Selected text -
Radio: this traffic has properties X so I'll give it treatment Y. Sense
and react.

Other hand: encrypted-end-to-end. This inspection is no longer possible.
"We need to figure out what this traffic is"

Impedance mismatch problem.

Is ther a problem: yes
Understanding: not yet. Probably has a engineerable solution
Interested: yes

Livingood: This is bizarre. Was there an edible in my scone. I can't
believe we're having this conversation again. At the center of p2p
shaping.

It's a good objective to get rid of throttling/shaping. There are other
mechanisms - regulatory actions (US to bar shaping). Adding capacity.
Don't see what you can't deliver.

David Schinazi: Encrypting all the things enthusiast. To Jason: it would
be an ideal world to live in, but not the one we do live in.

Part of the problem here came from switching from TCP to QUIC.

Problem to be solved: multiple problems? To be solved: youtube, has
agreements with network operators. If client can reduce streaming
quality, you can get zero-rating. Making this better, such that the
client can opt in (requirement) is a better soliution to the one we have

There is a problem and we do understand it. Needs some refinement
though. MASQUE option seems plausible but there are definitely other
options.
Definitely interested in helping

Hardie: Basic habits of good explicit signal design.

  1. You're not doing something generalized. One specifc thing to the
    people who care. ECN - good signal design - no incentive to fake it,
    and goes in one direction. Can improve situation for the network and
    the app.

Spin bit: this group is good at looking at signals and identifying side
channel attacks. MASQUE based proxy is possible if you are rich enough.

Problems to work on -
A. Rewrite everything in the meeting notes from "Part of the" down to "explicit signal design.", putting "carriers" wherever "network operators" appears.
B. Translate this sentence from the meeting notes into Spanish: "It's a good objective to get rid of throttling/shaping."
C. Continue the meeting notes on encrypted traffic from the point where they stop.

Provided information -
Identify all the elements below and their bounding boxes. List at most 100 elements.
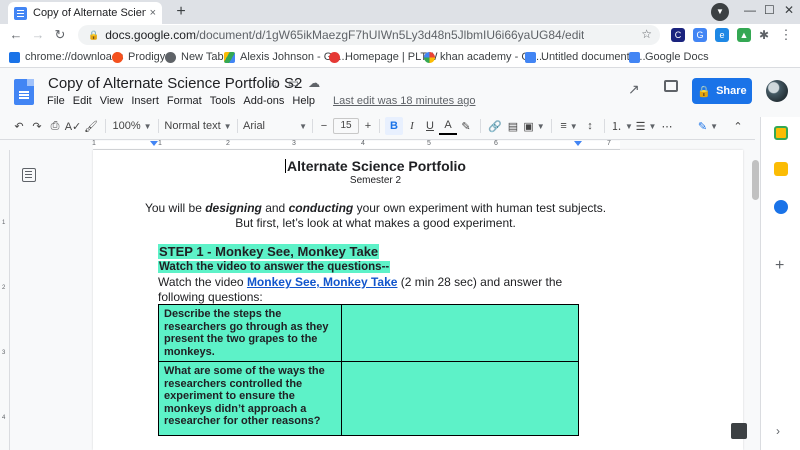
redo-icon[interactable]: ↷ bbox=[28, 117, 46, 135]
ruler-number: 1 bbox=[2, 220, 6, 226]
expand-panel-icon[interactable]: › bbox=[776, 424, 780, 438]
font-size-increase-button[interactable]: + bbox=[362, 117, 374, 135]
question-table: Describe the steps the researchers go th… bbox=[158, 304, 580, 436]
extensions-puzzle-icon[interactable]: ✱ bbox=[757, 28, 771, 42]
answer-cell[interactable] bbox=[340, 361, 580, 436]
bookmarks-bar: chrome://downloads Prodigy New Tab Alexi… bbox=[0, 46, 800, 68]
question-cell[interactable]: Describe the steps the researchers go th… bbox=[158, 304, 342, 362]
bookmark-untitled-document[interactable]: Untitled document -... bbox=[525, 50, 646, 64]
bookmark-pltw[interactable]: Homepage | PLTW bbox=[329, 50, 438, 64]
zoom-select[interactable]: 100% ▼ bbox=[111, 117, 153, 135]
vertical-ruler: 1 2 3 4 bbox=[0, 150, 10, 450]
bookmark-google-docs[interactable]: Google Docs bbox=[629, 50, 709, 64]
minimize-icon[interactable]: — bbox=[744, 3, 756, 17]
last-edit-link[interactable]: Last edit was 18 minutes ago bbox=[333, 95, 475, 107]
paragraph-style-select[interactable]: Normal text ▼ bbox=[164, 117, 232, 135]
align-left-icon[interactable]: ≡ ▼ bbox=[557, 117, 581, 135]
bulleted-list-icon[interactable]: ☰ ▼ bbox=[634, 117, 658, 135]
underline-button[interactable]: U bbox=[421, 117, 439, 135]
maximize-icon[interactable]: ☐ bbox=[764, 3, 775, 17]
undo-icon[interactable]: ↶ bbox=[10, 117, 28, 135]
ruler-number: 6 bbox=[494, 140, 498, 147]
step-heading: STEP 1 - Monkey See, Monkey Take bbox=[158, 244, 380, 259]
navigation-bar: ← → ↻ 🔒 docs.google.com/document/d/1gW65… bbox=[0, 24, 800, 46]
font-size-decrease-button[interactable]: − bbox=[318, 117, 330, 135]
tasks-icon[interactable] bbox=[774, 200, 788, 214]
italic-button[interactable]: I bbox=[403, 117, 421, 135]
menu-format[interactable]: Format bbox=[163, 95, 206, 107]
question-cell[interactable]: What are some of the ways the researcher… bbox=[158, 361, 342, 436]
new-tab-button[interactable]: + bbox=[172, 3, 190, 21]
bookmark-new-tab[interactable]: New Tab bbox=[165, 50, 224, 64]
browser-tab[interactable]: Copy of Alternate Science Portfolio S2 × bbox=[8, 2, 162, 24]
horizontal-ruler: 1 1 2 3 4 5 6 7 bbox=[0, 139, 755, 150]
star-icon[interactable]: ☆ bbox=[268, 76, 279, 90]
font-select[interactable]: Arial ▼ bbox=[243, 117, 307, 135]
avatar[interactable] bbox=[766, 80, 788, 102]
close-window-icon[interactable]: ✕ bbox=[784, 3, 794, 17]
translate-icon[interactable]: G bbox=[693, 28, 707, 42]
ruler-number: 2 bbox=[226, 140, 230, 147]
close-tab-icon[interactable]: × bbox=[150, 7, 156, 19]
text-color-button[interactable]: A bbox=[439, 117, 457, 135]
browser-menu-icon[interactable]: ⋮ bbox=[779, 28, 793, 42]
bookmark-prodigy[interactable]: Prodigy bbox=[112, 50, 165, 64]
editing-mode-pencil-icon[interactable]: ✎ ▼ bbox=[690, 117, 726, 135]
lock-icon: 🔒 bbox=[88, 29, 100, 40]
move-folder-icon[interactable]: ▭ bbox=[288, 76, 299, 90]
insert-image-icon[interactable]: ▣ ▼ bbox=[522, 117, 546, 135]
line-spacing-icon[interactable]: ↕ bbox=[581, 117, 599, 135]
menu-insert[interactable]: Insert bbox=[127, 95, 163, 107]
insert-link-icon[interactable]: 🔗 bbox=[486, 117, 504, 135]
paint-format-icon[interactable]: 🖌 bbox=[82, 117, 100, 135]
highlight-color-icon[interactable]: ✎ bbox=[457, 117, 475, 135]
address-bar[interactable]: 🔒 docs.google.com/document/d/1gW65ikMaez… bbox=[78, 25, 660, 45]
calendar-icon[interactable] bbox=[774, 126, 788, 140]
comment-history-icon[interactable] bbox=[664, 80, 678, 92]
explore-icon[interactable] bbox=[731, 423, 747, 439]
menu-file[interactable]: File bbox=[43, 95, 69, 107]
reload-icon[interactable]: ↻ bbox=[50, 24, 70, 46]
menu-tools[interactable]: Tools bbox=[206, 95, 240, 107]
share-button[interactable]: 🔒 Share bbox=[692, 78, 752, 104]
menu-view[interactable]: View bbox=[96, 95, 128, 107]
menu-add-ons[interactable]: Add-ons bbox=[239, 95, 288, 107]
left-indent-marker[interactable] bbox=[150, 141, 158, 146]
right-indent-marker[interactable] bbox=[574, 141, 582, 146]
watch-instruction: Watch the video to answer the questions-… bbox=[158, 261, 391, 273]
font-size-input[interactable]: 15 bbox=[333, 118, 359, 134]
more-options-icon[interactable]: ⋯ bbox=[658, 117, 676, 135]
video-link[interactable]: Monkey See, Monkey Take bbox=[247, 275, 398, 289]
extension-blue-icon[interactable]: e bbox=[715, 28, 729, 42]
docs-icon bbox=[525, 51, 536, 63]
print-icon[interactable]: ⎙ bbox=[46, 117, 64, 135]
bold-button[interactable]: B bbox=[385, 117, 403, 135]
scrollbar-thumb[interactable] bbox=[752, 160, 759, 200]
extension-c-icon[interactable]: C bbox=[671, 28, 685, 42]
tab-search-icon[interactable]: ▼ bbox=[711, 3, 729, 21]
back-icon[interactable]: ← bbox=[6, 24, 26, 46]
answer-cell[interactable] bbox=[340, 304, 580, 362]
collapse-menus-chevron-icon[interactable]: ⌃ bbox=[730, 117, 746, 135]
document-page[interactable]: Alternate Science Portfolio Semester 2 Y… bbox=[93, 150, 743, 450]
ruler-number: 1 bbox=[92, 140, 96, 147]
url-text: docs.google.com/document/d/1gW65ikMaezgF… bbox=[105, 28, 585, 42]
extension-drive-icon[interactable]: ▲ bbox=[737, 28, 751, 42]
menu-help[interactable]: Help bbox=[288, 95, 319, 107]
spellcheck-icon[interactable]: A✓ bbox=[64, 117, 82, 135]
insert-comment-icon[interactable]: ▤ bbox=[504, 117, 522, 135]
bookmark-star-icon[interactable]: ☆ bbox=[641, 27, 652, 41]
keep-icon[interactable] bbox=[774, 162, 788, 176]
bookmark-downloads[interactable]: chrome://downloads bbox=[9, 50, 123, 64]
document-outline-icon[interactable] bbox=[22, 168, 36, 182]
activity-trend-icon[interactable]: ↗ bbox=[628, 81, 640, 98]
docs-logo-icon[interactable] bbox=[14, 79, 34, 105]
cloud-status-icon[interactable]: ☁ bbox=[308, 76, 320, 90]
document-title[interactable]: Copy of Alternate Science Portfolio S2 bbox=[48, 75, 302, 92]
add-ons-plus-icon[interactable]: + bbox=[775, 257, 784, 275]
prodigy-icon bbox=[112, 51, 123, 63]
menu-bar: File Edit View Insert Format Tools Add-o… bbox=[43, 95, 476, 107]
menu-edit[interactable]: Edit bbox=[69, 95, 96, 107]
forward-icon[interactable]: → bbox=[28, 24, 48, 46]
numbered-list-icon[interactable]: ⒈ ▼ bbox=[610, 117, 634, 135]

Expected results -
A.
Part of the problem here came from switching from TCP to QUIC.

Problem to be solved: multiple problems? To be solved: youtube, has
agreements with carriers. If client can reduce streaming
quality, you can get zero-rating. Making this better, such that the
client can opt in (requirement) is a better soliution to the one we have

There is a problem and we do understand it. Needs some refinement
though. MASQUE option seems plausible but there are definitely other
options.
Definitely interested in helping

Hardie: Basic habits of good explicit signal design.

B. Es un buen objetivo eliminar la limitación/el modelado del tráfico.

C.
Is this worth doing for an interopable protocol? Is the signal flowing
the right direction and giving the minimal data needed.

I'm willing to help.

Tommy Pauly: Thank you for the segue Ted. Point to the IAB RFC 9419 -
good adivce for when we're looking at this. Enumerate some

intentional distribution, control of distribution, protecting and
authenticating information, minimization of information, limiting
impact, and minimizing the set of entites.

Overall direction: good piece of work to do. Like the use of QUIC based
proxies. Some MASQUE work on forwarding is relevant. L4S opportunity. To
Jason's point: we don't want more throttling, but we can use this
mechanism for L4S or something slightly richer, but in a more generic
way, not favoring propietary agreements. Intersects work in INTAREA
about proxy discovery.

New protocol engineering needed for this is minimal is extensions or
descibing how to put things together.

Yes, Yes, I'll help.

Ian Swett: definitely problems to solve, like for Youtube. current
negotiation model not scalable. would love to see mechanism to avoid SNI
sniffing, so we could encrypt it. We understand enough to proceed. Is
focus QUIC or QUIC + TCP? Both is good but maybe focus on QUIC first.

MT: the charter says QUIC and only QUIC

Ian: I haven't come up with anything better than MASQUE. Happy to do the
work.

Marten Seemann: Encryption enthusiast. Not sold on encrypting this
information. Value in keeping this information in the open. If it were
unencrypted, multiple boxes could update it. Privacy: as soon as we
encrypt, there will be demand to stuff more and more things in there.

Tom Saffell: YouTube Infra: We have built something like this. What
hasn't worked well - we built a propietary protocol, hard to adaopt.
Looking forward to standard. Since 2018. Operator can communicate max
media rate (kpbs) - apply that to ABR logic, simiar to Meta. operator
removes policer. A/B experiemtn. Improves several metrics (see transcipt
or uploaded slides). Small increas in perf. rxmit reduced 60%. Access to
a fast network is the key to video perf. Operators want tonnage control
- youtube is supportive. Win/win for everyone.

Yes, Yes, Yes.

Wonho Park: TikTok (PM for global edge). Traffic shaping is not the
optimal solution. Does not result in optimal QoE. 3% outliers is still
significant. Self-regulating protocol standard, would be interested in
using it. Deliver media more efficiently while maintaing QoE.

Yes, Yes, Yes.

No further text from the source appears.